▶ [Exercise instructions] Only a number is wanted. Count the lines holding the string "Mover".

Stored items
════════════════════
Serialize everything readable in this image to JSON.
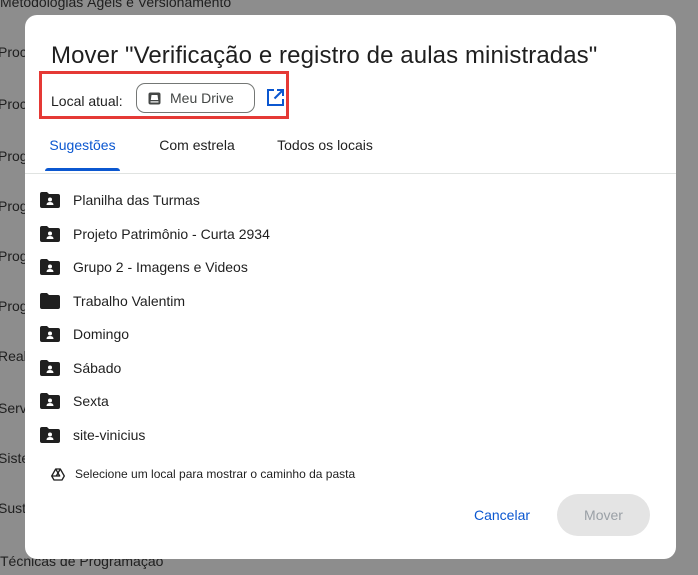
{
  "background": {
    "items": [
      "Metodologias Ágeis e Versionamento",
      "Proc",
      "Proc",
      "Prog",
      "Prog",
      "Prog",
      "Prog",
      "Real",
      "Serv",
      "Siste",
      "Sust",
      "Técnicas de Programação"
    ]
  },
  "dialog": {
    "title": "Mover \"Verificação e registro de aulas ministradas\"",
    "current_location_label": "Local atual:",
    "current_location_value": "Meu Drive",
    "tabs": [
      "Sugestões",
      "Com estrela",
      "Todos os locais"
    ],
    "active_tab": "Sugestões",
    "folders": [
      {
        "name": "Planilha das Turmas",
        "shared": true
      },
      {
        "name": "Projeto Patrimônio - Curta 2934",
        "shared": true
      },
      {
        "name": "Grupo 2 - Imagens e Videos",
        "shared": true
      },
      {
        "name": "Trabalho Valentim",
        "shared": false
      },
      {
        "name": "Domingo",
        "shared": true
      },
      {
        "name": "Sábado",
        "shared": true
      },
      {
        "name": "Sexta",
        "shared": true
      },
      {
        "name": "site-vinicius",
        "shared": true
      }
    ],
    "hint": "Selecione um local para mostrar o caminho da pasta",
    "cancel_label": "Cancelar",
    "move_label": "Mover"
  },
  "colors": {
    "accent": "#0b57d0",
    "highlight_box": "#e53935",
    "overlay": "#8d8d8d"
  }
}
════════════════════
▶ [Exercise result] 2